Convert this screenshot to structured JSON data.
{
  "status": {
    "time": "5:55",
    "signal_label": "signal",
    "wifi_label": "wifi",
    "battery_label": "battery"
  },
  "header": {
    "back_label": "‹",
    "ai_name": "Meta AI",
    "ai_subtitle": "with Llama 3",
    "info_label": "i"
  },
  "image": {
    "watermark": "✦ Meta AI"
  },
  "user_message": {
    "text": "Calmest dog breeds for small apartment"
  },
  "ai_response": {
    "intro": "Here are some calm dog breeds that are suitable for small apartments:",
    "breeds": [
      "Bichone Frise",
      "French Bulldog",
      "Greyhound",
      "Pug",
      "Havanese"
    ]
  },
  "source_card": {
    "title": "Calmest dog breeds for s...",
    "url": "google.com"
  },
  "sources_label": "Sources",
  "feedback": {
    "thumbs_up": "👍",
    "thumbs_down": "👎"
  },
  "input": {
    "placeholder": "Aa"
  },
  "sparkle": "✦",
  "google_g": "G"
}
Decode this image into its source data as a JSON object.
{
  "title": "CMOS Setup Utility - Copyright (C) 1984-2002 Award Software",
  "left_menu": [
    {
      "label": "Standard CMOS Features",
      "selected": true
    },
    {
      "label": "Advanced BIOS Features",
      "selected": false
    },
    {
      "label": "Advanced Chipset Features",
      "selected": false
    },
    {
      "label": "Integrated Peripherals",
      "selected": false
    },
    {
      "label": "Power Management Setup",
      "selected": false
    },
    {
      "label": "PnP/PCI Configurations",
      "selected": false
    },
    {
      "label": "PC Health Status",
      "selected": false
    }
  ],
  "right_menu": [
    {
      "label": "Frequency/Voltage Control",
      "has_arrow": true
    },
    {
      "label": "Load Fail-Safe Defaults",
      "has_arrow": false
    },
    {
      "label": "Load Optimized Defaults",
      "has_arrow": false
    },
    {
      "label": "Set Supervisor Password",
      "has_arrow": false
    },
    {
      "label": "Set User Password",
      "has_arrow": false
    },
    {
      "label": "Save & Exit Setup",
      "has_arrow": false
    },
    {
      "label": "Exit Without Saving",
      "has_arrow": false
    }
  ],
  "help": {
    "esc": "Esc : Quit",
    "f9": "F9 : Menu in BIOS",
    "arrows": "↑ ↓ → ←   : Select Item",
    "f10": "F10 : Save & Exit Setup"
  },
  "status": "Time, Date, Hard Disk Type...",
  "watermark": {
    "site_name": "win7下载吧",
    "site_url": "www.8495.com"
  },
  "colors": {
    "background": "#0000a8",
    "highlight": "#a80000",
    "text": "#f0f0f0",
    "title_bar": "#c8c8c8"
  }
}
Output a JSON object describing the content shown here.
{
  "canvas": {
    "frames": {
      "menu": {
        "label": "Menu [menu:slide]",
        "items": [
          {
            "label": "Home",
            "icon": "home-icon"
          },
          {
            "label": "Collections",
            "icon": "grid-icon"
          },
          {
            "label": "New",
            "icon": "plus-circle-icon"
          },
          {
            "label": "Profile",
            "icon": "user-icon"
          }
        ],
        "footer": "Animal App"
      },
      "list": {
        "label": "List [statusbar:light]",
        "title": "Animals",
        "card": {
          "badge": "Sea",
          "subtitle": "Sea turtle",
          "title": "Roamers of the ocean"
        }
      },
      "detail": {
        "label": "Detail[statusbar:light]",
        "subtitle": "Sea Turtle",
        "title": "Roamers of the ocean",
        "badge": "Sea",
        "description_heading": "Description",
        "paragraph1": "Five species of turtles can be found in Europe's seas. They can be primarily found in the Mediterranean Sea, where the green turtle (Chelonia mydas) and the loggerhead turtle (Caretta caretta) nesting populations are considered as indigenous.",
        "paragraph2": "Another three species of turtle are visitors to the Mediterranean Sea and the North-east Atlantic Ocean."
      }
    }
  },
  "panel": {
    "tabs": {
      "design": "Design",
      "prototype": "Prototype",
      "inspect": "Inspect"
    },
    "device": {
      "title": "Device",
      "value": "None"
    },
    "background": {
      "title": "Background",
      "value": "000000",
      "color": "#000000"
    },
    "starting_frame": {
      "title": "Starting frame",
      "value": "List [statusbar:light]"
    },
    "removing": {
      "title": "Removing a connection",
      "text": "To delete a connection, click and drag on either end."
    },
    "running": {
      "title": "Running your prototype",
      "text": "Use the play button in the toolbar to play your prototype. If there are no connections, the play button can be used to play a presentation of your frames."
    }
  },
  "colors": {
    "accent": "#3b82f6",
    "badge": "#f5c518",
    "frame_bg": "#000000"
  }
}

■ **Instructions to follow**
Using the listing above, list every line in which the string "Password" occurs.

■ **Right answer**
      "label": "Set Supervisor Password",
      "label": "Set User Password",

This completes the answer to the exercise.